● EXERCISE AIM:
Lift out each line of the data that holds "name".

● DATA SHOWN:
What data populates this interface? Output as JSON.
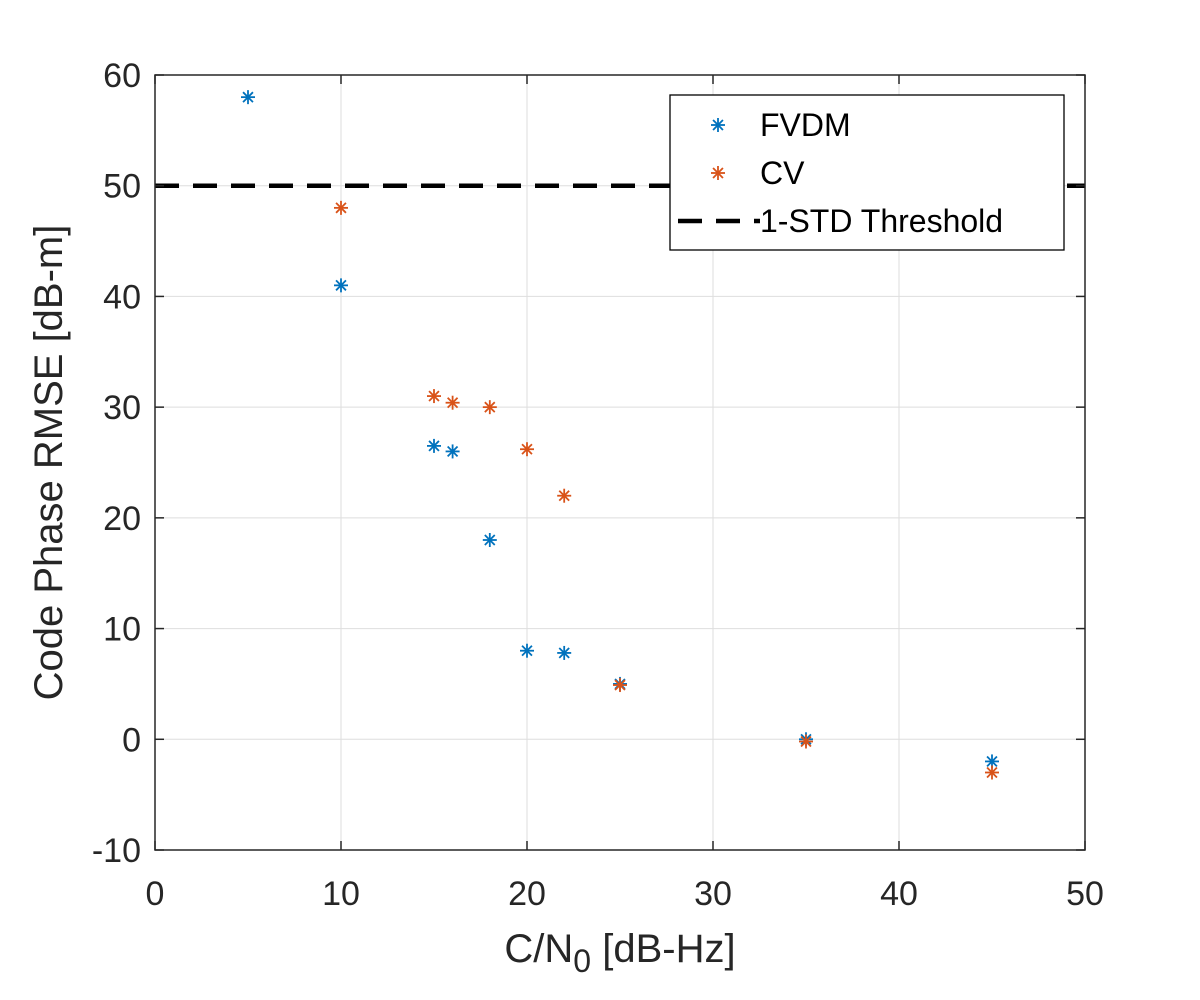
{
  "chart_data": {
    "type": "scatter",
    "title": "",
    "xlabel": "C/N",
    "xlabel_subscript": "0",
    "xlabel_suffix": " [dB-Hz]",
    "ylabel": "Code Phase RMSE [dB-m]",
    "xlim": [
      0,
      50
    ],
    "ylim": [
      -10,
      60
    ],
    "x_ticks": [
      0,
      10,
      20,
      30,
      40,
      50
    ],
    "x_tick_labels": [
      "0",
      "10",
      "20",
      "30",
      "40",
      "50"
    ],
    "y_ticks": [
      -10,
      0,
      10,
      20,
      30,
      40,
      50,
      60
    ],
    "y_tick_labels": [
      "-10",
      "0",
      "10",
      "20",
      "30",
      "40",
      "50",
      "60"
    ],
    "grid": true,
    "legend_position": "top-right",
    "marker": "asterisk",
    "series": [
      {
        "name": "FVDM",
        "color": "#0072BD",
        "x": [
          5,
          10,
          15,
          16,
          18,
          20,
          22,
          25,
          35,
          45
        ],
        "y": [
          58,
          41,
          26.5,
          26,
          18,
          8,
          7.8,
          5,
          0,
          -2
        ]
      },
      {
        "name": "CV",
        "color": "#D95319",
        "x": [
          10,
          15,
          16,
          18,
          20,
          22,
          25,
          35,
          45
        ],
        "y": [
          48,
          31,
          30.4,
          30,
          26.2,
          22,
          4.9,
          -0.2,
          -3
        ]
      }
    ],
    "reference_lines": [
      {
        "name": "1-STD Threshold",
        "y": 50,
        "color": "#000000",
        "style": "dashed"
      }
    ]
  }
}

● WRITTEN REPLY:
        "name": "FVDM",
        "name": "CV",
        "name": "1-STD Threshold",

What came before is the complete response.